::: Data shown :::
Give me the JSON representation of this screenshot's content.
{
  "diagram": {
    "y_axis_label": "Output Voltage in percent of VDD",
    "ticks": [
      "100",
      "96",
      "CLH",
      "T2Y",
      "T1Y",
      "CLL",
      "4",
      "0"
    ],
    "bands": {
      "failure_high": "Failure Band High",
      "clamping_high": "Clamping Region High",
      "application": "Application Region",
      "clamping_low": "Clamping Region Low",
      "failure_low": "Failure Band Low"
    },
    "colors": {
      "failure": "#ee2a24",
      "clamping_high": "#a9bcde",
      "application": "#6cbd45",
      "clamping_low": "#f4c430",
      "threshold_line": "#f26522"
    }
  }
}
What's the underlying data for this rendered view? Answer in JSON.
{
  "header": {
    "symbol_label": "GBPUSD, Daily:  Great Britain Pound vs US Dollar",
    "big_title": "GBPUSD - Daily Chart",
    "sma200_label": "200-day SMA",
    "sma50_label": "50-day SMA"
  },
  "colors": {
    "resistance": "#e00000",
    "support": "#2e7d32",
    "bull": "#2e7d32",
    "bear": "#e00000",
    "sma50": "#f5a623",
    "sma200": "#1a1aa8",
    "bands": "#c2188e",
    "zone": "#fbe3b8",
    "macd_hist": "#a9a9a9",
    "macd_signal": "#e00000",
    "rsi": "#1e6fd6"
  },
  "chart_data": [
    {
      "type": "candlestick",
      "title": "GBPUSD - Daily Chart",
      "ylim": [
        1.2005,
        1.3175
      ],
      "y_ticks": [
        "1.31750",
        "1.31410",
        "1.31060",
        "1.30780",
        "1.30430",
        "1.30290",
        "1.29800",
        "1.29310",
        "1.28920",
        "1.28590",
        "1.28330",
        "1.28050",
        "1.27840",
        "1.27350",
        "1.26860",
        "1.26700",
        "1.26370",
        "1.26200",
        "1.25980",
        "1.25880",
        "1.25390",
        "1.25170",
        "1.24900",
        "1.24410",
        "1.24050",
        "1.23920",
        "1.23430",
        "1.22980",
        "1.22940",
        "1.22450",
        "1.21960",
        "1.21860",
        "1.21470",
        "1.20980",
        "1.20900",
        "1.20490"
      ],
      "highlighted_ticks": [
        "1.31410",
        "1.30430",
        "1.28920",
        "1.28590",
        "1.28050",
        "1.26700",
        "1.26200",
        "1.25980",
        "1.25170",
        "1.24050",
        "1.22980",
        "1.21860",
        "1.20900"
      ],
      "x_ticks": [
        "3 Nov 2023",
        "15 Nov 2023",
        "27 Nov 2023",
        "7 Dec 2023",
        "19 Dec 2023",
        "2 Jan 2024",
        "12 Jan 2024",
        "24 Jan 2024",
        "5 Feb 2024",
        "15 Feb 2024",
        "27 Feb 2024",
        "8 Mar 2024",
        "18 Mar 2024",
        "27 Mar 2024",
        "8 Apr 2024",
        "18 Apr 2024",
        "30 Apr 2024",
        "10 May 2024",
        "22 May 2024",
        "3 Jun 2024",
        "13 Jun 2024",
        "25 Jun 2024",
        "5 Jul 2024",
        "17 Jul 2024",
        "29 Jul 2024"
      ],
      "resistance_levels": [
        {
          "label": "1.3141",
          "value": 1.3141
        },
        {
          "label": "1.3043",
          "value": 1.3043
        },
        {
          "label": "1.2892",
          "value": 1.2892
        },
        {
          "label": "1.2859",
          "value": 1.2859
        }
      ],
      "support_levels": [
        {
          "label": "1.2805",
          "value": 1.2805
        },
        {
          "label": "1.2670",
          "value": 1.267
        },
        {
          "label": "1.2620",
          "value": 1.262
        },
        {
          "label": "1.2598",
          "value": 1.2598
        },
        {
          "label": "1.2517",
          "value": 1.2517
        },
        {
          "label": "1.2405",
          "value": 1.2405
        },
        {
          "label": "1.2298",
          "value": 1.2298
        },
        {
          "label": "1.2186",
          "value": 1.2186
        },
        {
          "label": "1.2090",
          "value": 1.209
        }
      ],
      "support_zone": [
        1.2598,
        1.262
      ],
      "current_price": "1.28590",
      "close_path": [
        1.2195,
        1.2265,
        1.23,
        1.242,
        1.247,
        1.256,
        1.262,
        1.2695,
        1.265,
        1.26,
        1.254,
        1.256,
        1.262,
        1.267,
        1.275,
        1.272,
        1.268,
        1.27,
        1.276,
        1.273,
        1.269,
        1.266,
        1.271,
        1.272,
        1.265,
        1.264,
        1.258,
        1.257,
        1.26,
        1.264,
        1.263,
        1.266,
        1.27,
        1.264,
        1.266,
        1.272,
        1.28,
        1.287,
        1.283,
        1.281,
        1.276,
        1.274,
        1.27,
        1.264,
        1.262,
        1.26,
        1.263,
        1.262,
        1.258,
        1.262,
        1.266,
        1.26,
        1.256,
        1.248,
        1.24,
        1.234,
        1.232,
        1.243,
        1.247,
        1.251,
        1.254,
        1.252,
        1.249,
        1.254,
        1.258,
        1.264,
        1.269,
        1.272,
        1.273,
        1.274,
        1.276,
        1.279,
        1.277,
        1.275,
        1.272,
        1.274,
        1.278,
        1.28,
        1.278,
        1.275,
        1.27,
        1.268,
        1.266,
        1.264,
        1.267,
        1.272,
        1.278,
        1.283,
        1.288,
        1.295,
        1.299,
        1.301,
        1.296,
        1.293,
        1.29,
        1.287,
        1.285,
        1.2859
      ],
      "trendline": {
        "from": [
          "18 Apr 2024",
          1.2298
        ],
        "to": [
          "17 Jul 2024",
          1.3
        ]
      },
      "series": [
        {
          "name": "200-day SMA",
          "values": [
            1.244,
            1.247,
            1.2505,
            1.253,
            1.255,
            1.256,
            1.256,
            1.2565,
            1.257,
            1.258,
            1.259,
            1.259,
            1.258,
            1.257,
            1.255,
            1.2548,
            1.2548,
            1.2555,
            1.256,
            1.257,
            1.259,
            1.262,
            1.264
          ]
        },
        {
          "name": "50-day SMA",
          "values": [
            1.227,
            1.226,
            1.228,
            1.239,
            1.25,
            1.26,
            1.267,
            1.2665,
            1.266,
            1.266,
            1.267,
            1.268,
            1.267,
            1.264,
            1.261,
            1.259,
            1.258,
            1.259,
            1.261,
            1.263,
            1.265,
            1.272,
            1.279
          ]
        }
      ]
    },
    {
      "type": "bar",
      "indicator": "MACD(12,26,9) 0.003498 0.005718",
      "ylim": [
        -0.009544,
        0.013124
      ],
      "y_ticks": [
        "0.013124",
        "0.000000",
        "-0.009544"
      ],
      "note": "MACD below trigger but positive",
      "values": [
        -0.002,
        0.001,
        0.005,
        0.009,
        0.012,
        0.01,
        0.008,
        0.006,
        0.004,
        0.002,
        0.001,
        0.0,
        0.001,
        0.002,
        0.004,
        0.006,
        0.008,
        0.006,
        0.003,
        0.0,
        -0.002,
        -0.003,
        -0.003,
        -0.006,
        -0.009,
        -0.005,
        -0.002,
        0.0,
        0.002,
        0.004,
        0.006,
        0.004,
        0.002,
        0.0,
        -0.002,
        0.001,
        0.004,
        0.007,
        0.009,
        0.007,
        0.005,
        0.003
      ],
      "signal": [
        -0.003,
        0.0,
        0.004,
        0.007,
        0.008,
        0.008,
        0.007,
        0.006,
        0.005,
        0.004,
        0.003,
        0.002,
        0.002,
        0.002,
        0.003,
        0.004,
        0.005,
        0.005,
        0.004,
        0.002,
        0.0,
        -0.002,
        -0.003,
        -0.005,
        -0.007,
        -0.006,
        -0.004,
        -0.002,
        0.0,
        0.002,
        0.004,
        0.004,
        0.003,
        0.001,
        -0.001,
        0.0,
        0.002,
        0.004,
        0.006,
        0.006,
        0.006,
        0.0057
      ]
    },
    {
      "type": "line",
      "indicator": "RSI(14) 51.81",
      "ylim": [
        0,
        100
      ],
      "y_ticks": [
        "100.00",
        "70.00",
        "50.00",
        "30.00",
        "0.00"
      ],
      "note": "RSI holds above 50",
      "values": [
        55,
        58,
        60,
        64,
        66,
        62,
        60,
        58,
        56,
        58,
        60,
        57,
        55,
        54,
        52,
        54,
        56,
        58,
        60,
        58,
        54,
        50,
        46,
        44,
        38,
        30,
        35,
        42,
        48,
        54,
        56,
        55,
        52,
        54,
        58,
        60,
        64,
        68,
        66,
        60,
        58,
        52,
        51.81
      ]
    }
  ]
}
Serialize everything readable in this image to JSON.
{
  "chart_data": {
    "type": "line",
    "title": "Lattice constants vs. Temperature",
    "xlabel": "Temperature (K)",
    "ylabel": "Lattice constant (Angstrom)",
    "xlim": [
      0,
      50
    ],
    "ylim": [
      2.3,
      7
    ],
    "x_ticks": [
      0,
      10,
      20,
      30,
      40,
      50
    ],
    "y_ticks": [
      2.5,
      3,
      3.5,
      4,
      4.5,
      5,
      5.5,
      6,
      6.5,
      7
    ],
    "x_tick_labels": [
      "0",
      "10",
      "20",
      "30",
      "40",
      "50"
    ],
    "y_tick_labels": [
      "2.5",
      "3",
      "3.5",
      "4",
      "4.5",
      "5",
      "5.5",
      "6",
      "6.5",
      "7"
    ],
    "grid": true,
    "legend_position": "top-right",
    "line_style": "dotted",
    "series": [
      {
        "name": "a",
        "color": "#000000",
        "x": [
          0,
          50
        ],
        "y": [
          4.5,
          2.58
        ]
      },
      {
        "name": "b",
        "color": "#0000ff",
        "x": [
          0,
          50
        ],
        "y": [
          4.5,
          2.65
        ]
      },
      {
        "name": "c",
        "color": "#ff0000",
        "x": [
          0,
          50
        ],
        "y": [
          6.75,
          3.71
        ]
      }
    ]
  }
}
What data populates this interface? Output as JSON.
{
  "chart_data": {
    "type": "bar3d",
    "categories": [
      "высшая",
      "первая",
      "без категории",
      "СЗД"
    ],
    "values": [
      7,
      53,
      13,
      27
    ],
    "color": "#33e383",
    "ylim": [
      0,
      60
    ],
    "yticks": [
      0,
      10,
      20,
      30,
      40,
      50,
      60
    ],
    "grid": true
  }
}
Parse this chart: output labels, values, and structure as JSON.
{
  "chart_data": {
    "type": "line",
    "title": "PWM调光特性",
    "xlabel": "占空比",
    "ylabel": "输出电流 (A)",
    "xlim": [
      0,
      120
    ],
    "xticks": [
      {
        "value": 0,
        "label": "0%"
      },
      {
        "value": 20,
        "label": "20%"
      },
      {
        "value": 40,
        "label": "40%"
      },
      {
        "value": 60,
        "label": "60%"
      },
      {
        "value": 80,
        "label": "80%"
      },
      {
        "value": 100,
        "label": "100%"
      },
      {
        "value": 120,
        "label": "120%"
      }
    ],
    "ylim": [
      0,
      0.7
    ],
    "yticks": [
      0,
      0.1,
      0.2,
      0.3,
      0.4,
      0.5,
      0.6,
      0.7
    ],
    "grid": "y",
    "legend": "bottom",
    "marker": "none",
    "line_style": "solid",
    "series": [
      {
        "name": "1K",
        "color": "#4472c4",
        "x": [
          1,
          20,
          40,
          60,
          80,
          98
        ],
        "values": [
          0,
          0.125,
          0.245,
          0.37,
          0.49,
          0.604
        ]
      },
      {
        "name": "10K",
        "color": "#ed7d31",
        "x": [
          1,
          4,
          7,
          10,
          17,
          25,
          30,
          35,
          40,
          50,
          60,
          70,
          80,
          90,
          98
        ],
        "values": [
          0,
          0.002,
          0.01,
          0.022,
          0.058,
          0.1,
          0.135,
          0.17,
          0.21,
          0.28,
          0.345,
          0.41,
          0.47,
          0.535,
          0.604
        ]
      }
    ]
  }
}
:::
Extract all lines from the data in which "GBPUSD" is found.

**Correct response**
    "symbol_label": "GBPUSD, Daily:  Great Britain Pound vs US Dollar",
    "big_title": "GBPUSD - Daily Chart",
      "title": "GBPUSD - Daily Chart",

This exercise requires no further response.